● **What is expected**
In the listing that follows, how many lines contain the string "ντομάτα"? Provide only the number.

● **Exercise data**
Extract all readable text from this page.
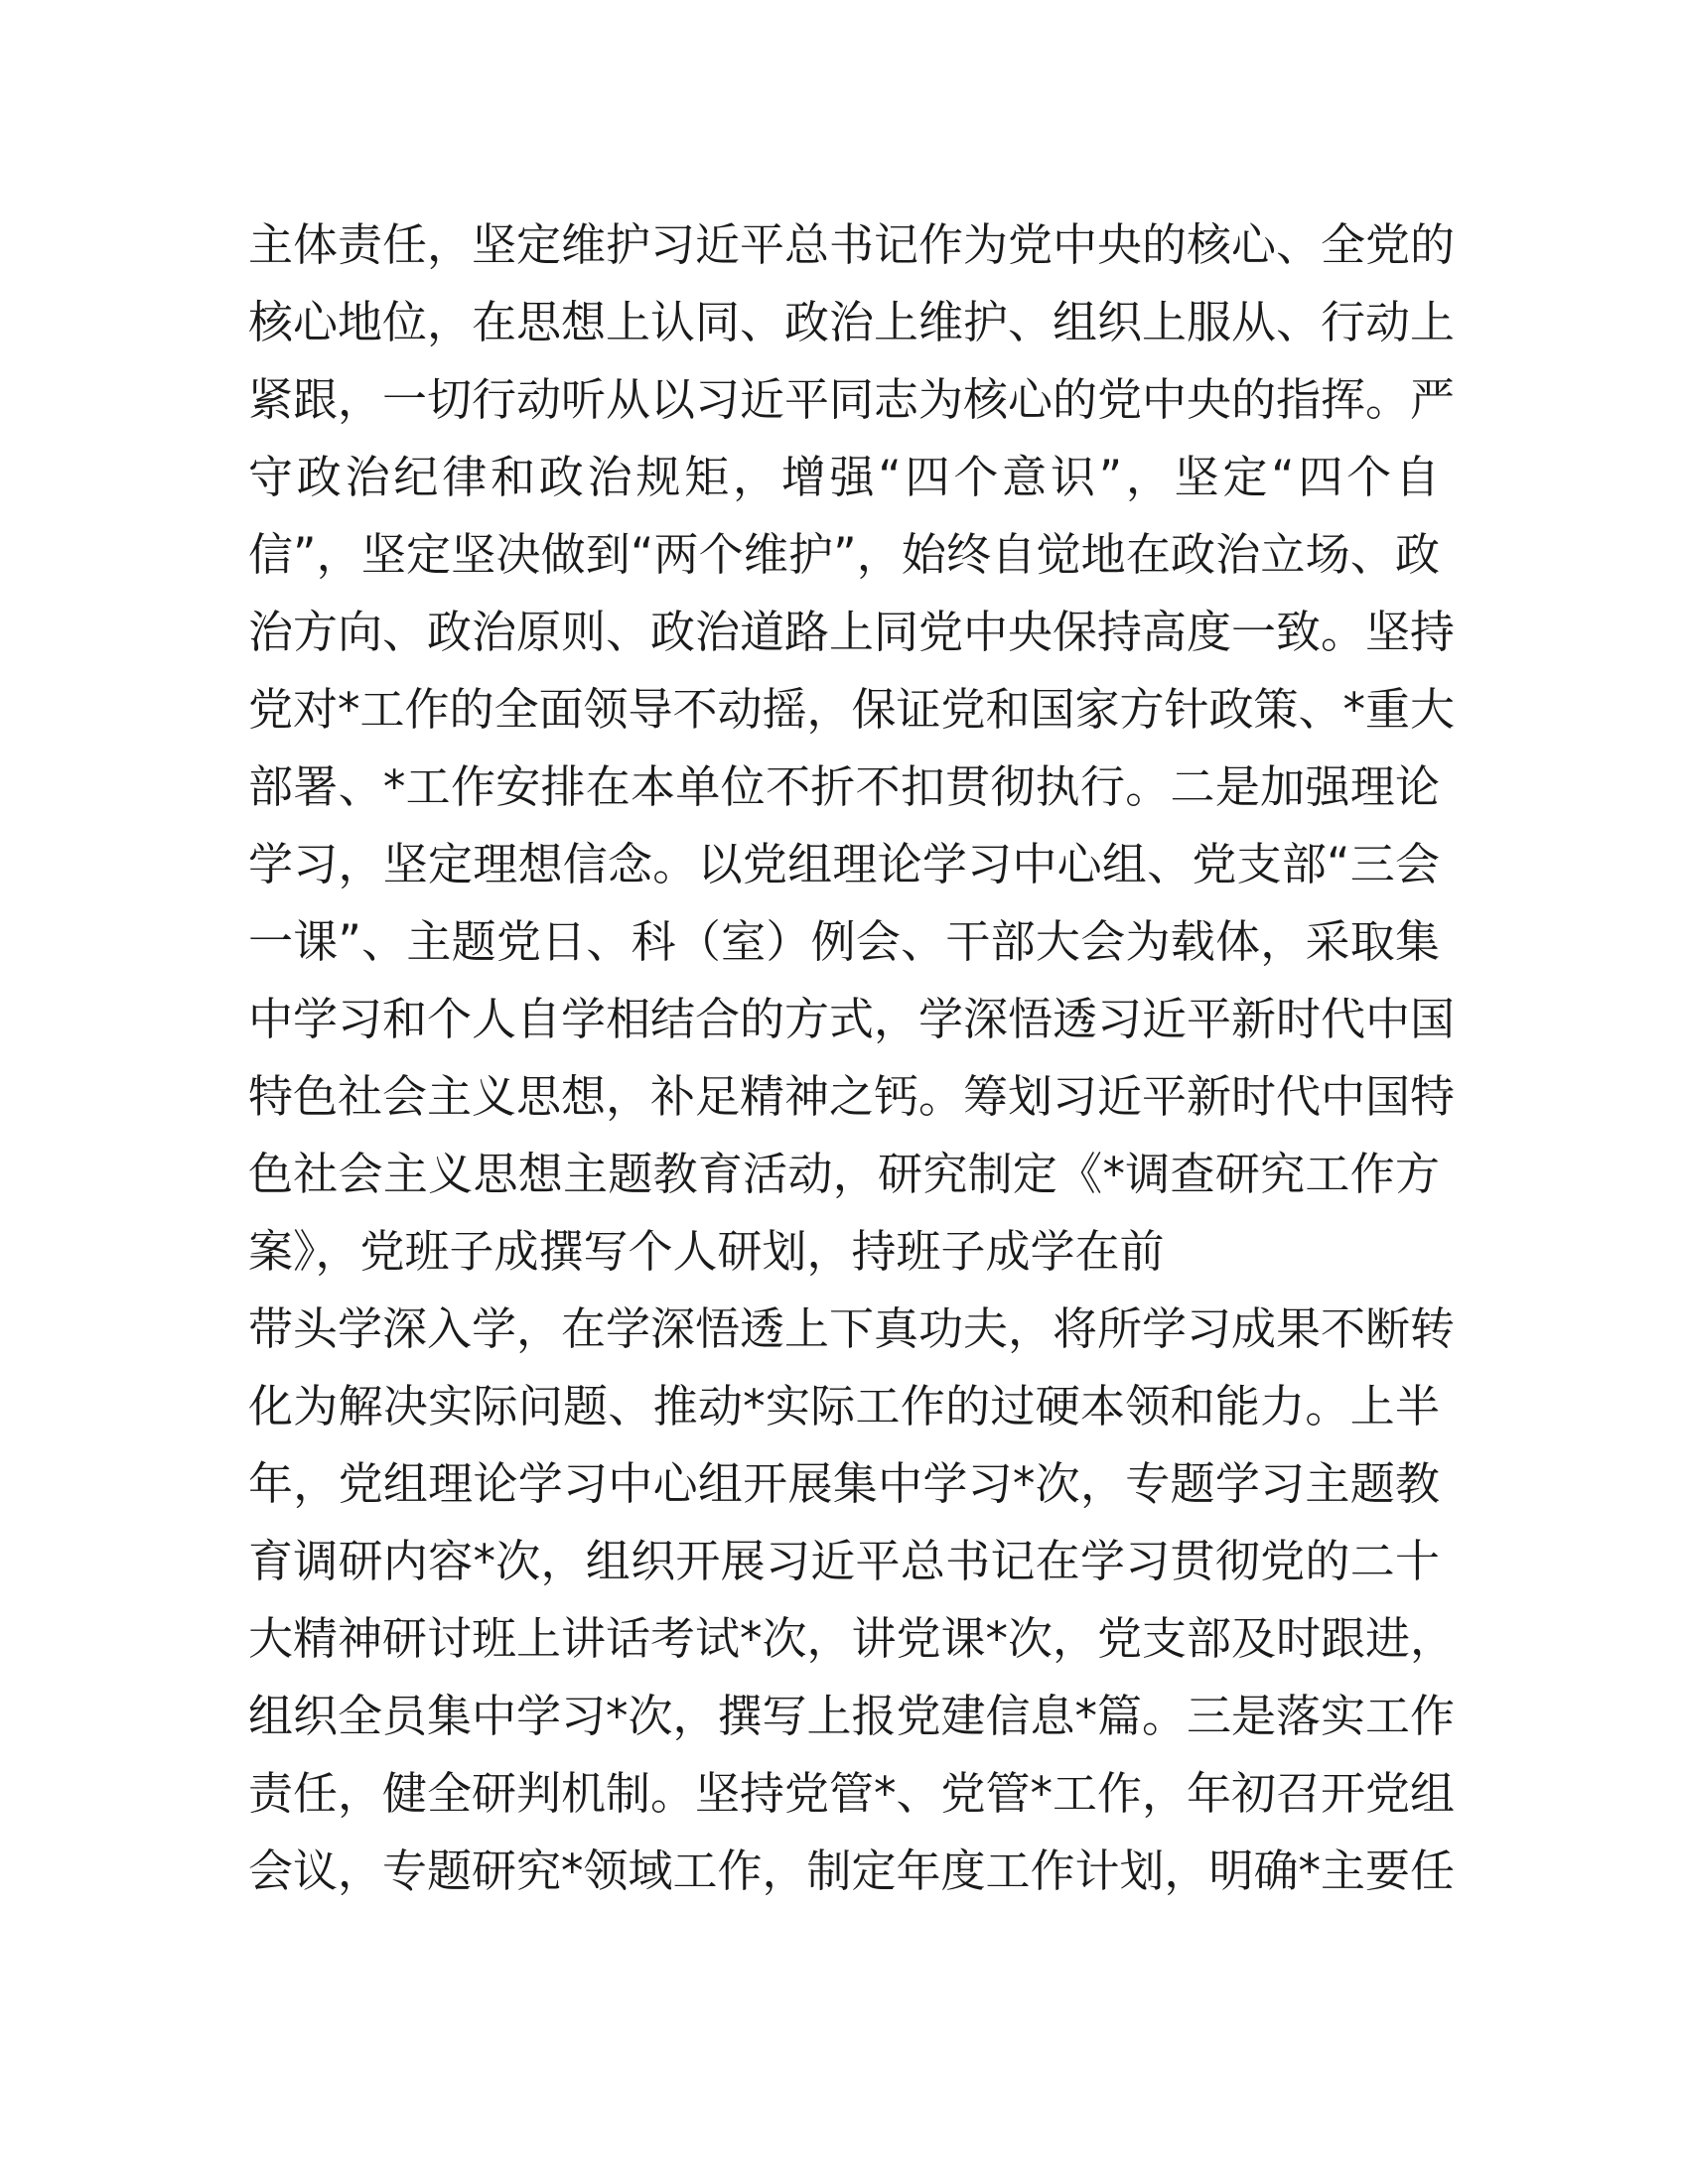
主体责任，坚定维护习近平总书记作为党中央的核心、全党的
核心地位，在思想上认同、政治上维护、组织上服从、行动上
紧跟，一切行动听从以习近平同志为核心的党中央的指挥。严
守政治纪律和政治规矩，增强“四个意识”，坚定“四个自
信”，坚定坚决做到“两个维护”，始终自觉地在政治立场、政
治方向、政治原则、政治道路上同党中央保持高度一致。坚持
党对*工作的全面领导不动摇，保证党和国家方针政策、*重大
部署、*工作安排在本单位不折不扣贯彻执行。二是加强理论
学习，坚定理想信念。以党组理论学习中心组、党支部“三会
一课”、主题党日、科（室）例会、干部大会为载体，采取集
中学习和个人自学相结合的方式，学深悟透习近平新时代中国
特色社会主义思想，补足精神之钙。筹划习近平新时代中国特
色社会主义思想主题教育活动，研究制定《*调查研究工作方
案》，党班子成撰写个人研划，持班子成学在前
带头学深入学，在学深悟透上下真功夫，将所学习成果不断转
化为解决实际问题、推动*实际工作的过硬本领和能力。上半
年，党组理论学习中心组开展集中学习*次，专题学习主题教
育调研内容*次，组织开展习近平总书记在学习贯彻党的二十
大精神研讨班上讲话考试*次，讲党课*次，党支部及时跟进，
组织全员集中学习*次，撰写上报党建信息*篇。三是落实工作
责任，健全研判机制。坚持党管*、党管*工作，年初召开党组
会议，专题研究*领域工作，制定年度工作计划，明确*主要任
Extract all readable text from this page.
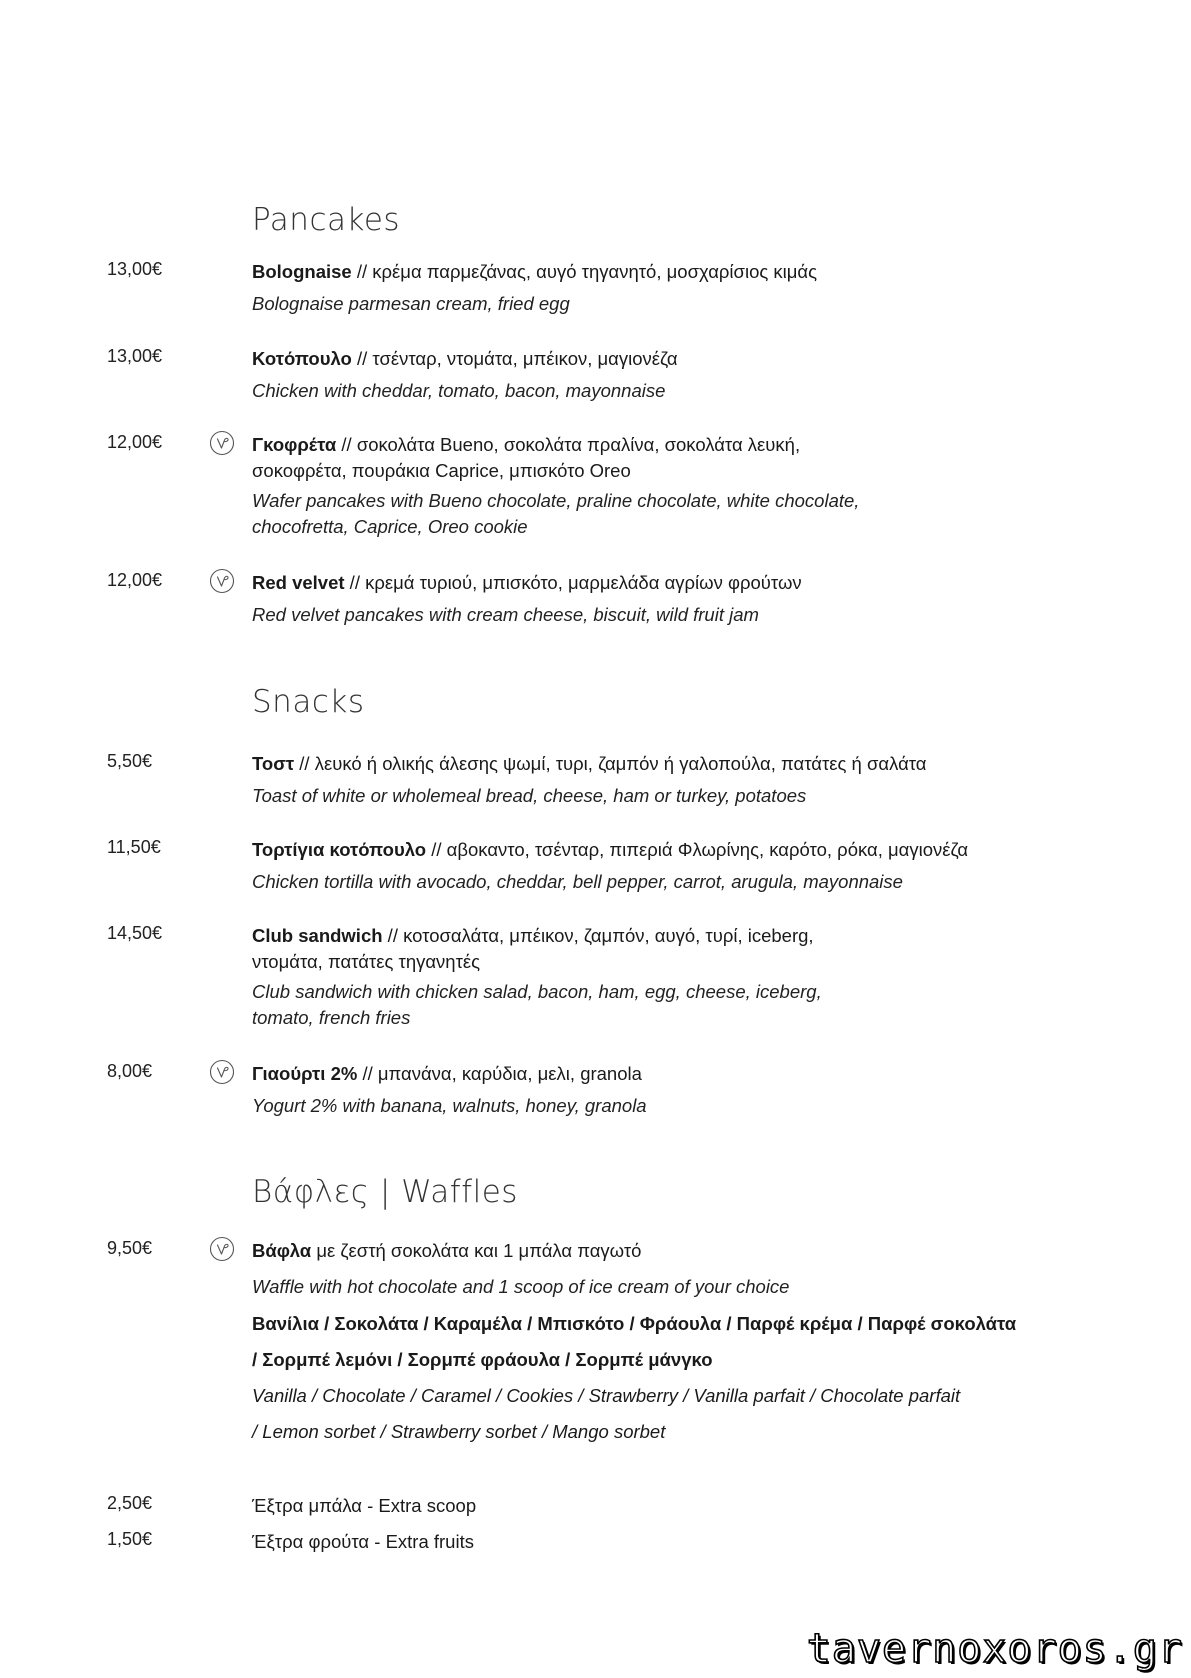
Pancakes
13,00€	Bolognaise // κρέμα παρμεζάνας, αυγό τηγανητό, μοσχαρίσιος κιμάς
Bolognaise parmesan cream, fried egg
13,00€	Κοτόπουλο // τσένταρ, ντομάτα, μπέικον, μαγιονέζα
Chicken with cheddar, tomato, bacon, mayonnaise
12,00€	Γκοφρέτα // σοκολάτα Bueno, σοκολάτα πραλίνα, σοκολάτα λευκή,
σοκοφρέτα, πουράκια Caprice, μπισκότο Oreo
Wafer pancakes with Bueno chocolate, praline chocolate, white chocolate,
chocofretta, Caprice, Oreo cookie
12,00€	Red velvet // κρεμά τυριού, μπισκότο, μαρμελάδα αγρίων φρούτων
Red velvet pancakes with cream cheese, biscuit, wild fruit jam
Snacks
5,50€	Τοστ // λευκό ή ολικής άλεσης ψωμί, τυρι, ζαμπόν ή γαλοπούλα, πατάτες ή σαλάτα
Toast of white or wholemeal bread, cheese, ham or turkey, potatoes
11,50€	Τορτίγια κοτόπουλο // αβοκαντο, τσένταρ, πιπεριά Φλωρίνης, καρότο, ρόκα, μαγιονέζα
Chicken tortilla with avocado, cheddar, bell pepper, carrot, arugula, mayonnaise
14,50€	Club sandwich // κοτοσαλάτα, μπέικον, ζαμπόν, αυγό, τυρί, iceberg,
ντομάτα, πατάτες τηγανητές
Club sandwich with chicken salad, bacon, ham, egg, cheese, iceberg,
tomato, french fries
8,00€	Γιαούρτι 2% // μπανάνα, καρύδια, μελι, granola
Yogurt 2% with banana, walnuts, honey, granola
Βάφλες | Waffles
9,50€	Βάφλα με ζεστή σοκολάτα και 1 μπάλα παγωτό
Waffle with hot chocolate and 1 scoop of ice cream of your choice
Βανίλια / Σοκολάτα / Καραμέλα / Μπισκότο / Φράουλα / Παρφέ κρέμα / Παρφέ σοκολάτα
/ Σορμπέ λεμόνι / Σορμπέ φράουλα / Σορμπέ μάνγκο
Vanilla / Chocolate / Caramel / Cookies / Strawberry / Vanilla parfait / Chocolate parfait
/ Lemon sorbet / Strawberry sorbet / Mango sorbet
2,50€	Έξτρα μπάλα - Extra scoop
1,50€	Έξτρα φρούτα - Extra fruits
tavernoxoros.gr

● **Solved problem**
2